» **STATED TASK**: Print each of the entries exactly, leaving nothing out.

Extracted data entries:
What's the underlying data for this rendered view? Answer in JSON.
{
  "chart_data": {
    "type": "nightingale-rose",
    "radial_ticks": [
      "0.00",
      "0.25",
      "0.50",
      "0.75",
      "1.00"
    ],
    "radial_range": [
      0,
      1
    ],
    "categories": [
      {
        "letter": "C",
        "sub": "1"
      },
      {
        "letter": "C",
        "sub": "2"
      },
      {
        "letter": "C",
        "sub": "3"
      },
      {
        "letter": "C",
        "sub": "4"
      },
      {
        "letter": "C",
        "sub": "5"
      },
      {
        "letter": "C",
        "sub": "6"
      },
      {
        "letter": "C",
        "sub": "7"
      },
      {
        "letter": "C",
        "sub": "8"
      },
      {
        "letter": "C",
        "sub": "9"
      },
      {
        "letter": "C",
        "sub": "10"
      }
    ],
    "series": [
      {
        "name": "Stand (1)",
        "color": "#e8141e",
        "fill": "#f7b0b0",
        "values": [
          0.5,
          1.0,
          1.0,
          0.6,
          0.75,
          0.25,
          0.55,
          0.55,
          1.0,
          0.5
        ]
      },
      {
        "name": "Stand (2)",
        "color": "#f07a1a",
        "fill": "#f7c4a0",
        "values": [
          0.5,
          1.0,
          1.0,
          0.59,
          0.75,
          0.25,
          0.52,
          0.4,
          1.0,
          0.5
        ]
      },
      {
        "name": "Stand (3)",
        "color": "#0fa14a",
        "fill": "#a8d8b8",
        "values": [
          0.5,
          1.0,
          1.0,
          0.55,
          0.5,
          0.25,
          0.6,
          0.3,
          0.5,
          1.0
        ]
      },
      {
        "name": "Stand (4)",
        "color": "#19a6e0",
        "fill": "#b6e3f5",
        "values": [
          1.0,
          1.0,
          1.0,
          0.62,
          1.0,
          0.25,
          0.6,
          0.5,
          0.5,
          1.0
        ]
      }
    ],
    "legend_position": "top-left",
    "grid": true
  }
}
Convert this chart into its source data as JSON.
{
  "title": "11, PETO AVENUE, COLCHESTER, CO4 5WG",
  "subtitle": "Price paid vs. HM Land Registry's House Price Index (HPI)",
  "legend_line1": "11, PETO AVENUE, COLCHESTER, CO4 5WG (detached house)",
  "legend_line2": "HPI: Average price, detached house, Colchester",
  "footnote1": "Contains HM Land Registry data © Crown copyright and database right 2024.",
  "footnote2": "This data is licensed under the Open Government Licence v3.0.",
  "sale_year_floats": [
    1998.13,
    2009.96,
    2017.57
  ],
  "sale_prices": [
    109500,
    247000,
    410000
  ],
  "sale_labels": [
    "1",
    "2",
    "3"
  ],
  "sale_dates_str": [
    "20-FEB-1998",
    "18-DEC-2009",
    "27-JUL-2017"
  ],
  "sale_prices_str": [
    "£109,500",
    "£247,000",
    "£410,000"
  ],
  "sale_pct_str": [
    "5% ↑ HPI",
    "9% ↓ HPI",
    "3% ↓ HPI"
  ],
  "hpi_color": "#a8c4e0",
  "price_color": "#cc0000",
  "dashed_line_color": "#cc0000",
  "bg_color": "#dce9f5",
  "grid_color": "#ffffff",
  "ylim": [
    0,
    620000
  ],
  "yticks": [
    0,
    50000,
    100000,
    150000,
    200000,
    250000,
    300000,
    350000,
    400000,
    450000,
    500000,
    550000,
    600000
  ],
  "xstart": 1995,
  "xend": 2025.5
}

» **EXERCISE OUTPUT**:
What's the underlying data for this rendered view? Answer in JSON.
{
  "chart_data": {
    "type": "nightingale-rose",
    "radial_ticks": [
      "0.00",
      "0.25",
      "0.50",
      "0.75",
      "1.00"
    ],
    "radial_range": [
      0,
      1
    ],
    "categories": [
      {
        "letter": "C",
        "sub": "1"
      },
      {
        "letter": "C",
        "sub": "2"
      },
      {
        "letter": "C",
        "sub": "3"
      },
      {
        "letter": "C",
        "sub": "4"
      },
      {
        "letter": "C",
        "sub": "5"
      },
      {
        "letter": "C",
        "sub": "6"
      },
      {
        "letter": "C",
        "sub": "7"
      },
      {
        "letter": "C",
        "sub": "8"
      },
      {
        "letter": "C",
        "sub": "9"
      },
      {
        "letter": "C",
        "sub": "10"
      }
    ],
    "series": [
      {
        "name": "Stand (1)",
        "color": "#e8141e",
        "fill": "#f7b0b0",
        "values": [
          0.5,
          1.0,
          1.0,
          0.6,
          0.75,
          0.25,
          0.55,
          0.55,
          1.0,
          0.5
        ]
      },
      {
        "name": "Stand (2)",
        "color": "#f07a1a",
        "fill": "#f7c4a0",
        "values": [
          0.5,
          1.0,
          1.0,
          0.59,
          0.75,
          0.25,
          0.52,
          0.4,
          1.0,
          0.5
        ]
      },
      {
        "name": "Stand (3)",
        "color": "#0fa14a",
        "fill": "#a8d8b8",
        "values": [
          0.5,
          1.0,
          1.0,
          0.55,
          0.5,
          0.25,
          0.6,
          0.3,
          0.5,
          1.0
        ]
      },
      {
        "name": "Stand (4)",
        "color": "#19a6e0",
        "fill": "#b6e3f5",
        "values": [
          1.0,
          1.0,
          1.0,
          0.62,
          1.0,
          0.25,
          0.6,
          0.5,
          0.5,
          1.0
        ]
      }
    ],
    "legend_position": "top-left",
    "grid": true
  }
}
Convert this chart into its source data as JSON.
{
  "title": "11, PETO AVENUE, COLCHESTER, CO4 5WG",
  "subtitle": "Price paid vs. HM Land Registry's House Price Index (HPI)",
  "legend_line1": "11, PETO AVENUE, COLCHESTER, CO4 5WG (detached house)",
  "legend_line2": "HPI: Average price, detached house, Colchester",
  "footnote1": "Contains HM Land Registry data © Crown copyright and database right 2024.",
  "footnote2": "This data is licensed under the Open Government Licence v3.0.",
  "sale_year_floats": [
    1998.13,
    2009.96,
    2017.57
  ],
  "sale_prices": [
    109500,
    247000,
    410000
  ],
  "sale_labels": [
    "1",
    "2",
    "3"
  ],
  "sale_dates_str": [
    "20-FEB-1998",
    "18-DEC-2009",
    "27-JUL-2017"
  ],
  "sale_prices_str": [
    "£109,500",
    "£247,000",
    "£410,000"
  ],
  "sale_pct_str": [
    "5% ↑ HPI",
    "9% ↓ HPI",
    "3% ↓ HPI"
  ],
  "hpi_color": "#a8c4e0",
  "price_color": "#cc0000",
  "dashed_line_color": "#cc0000",
  "bg_color": "#dce9f5",
  "grid_color": "#ffffff",
  "ylim": [
    0,
    620000
  ],
  "yticks": [
    0,
    50000,
    100000,
    150000,
    200000,
    250000,
    300000,
    350000,
    400000,
    450000,
    500000,
    550000,
    600000
  ],
  "xstart": 1995,
  "xend": 2025.5
}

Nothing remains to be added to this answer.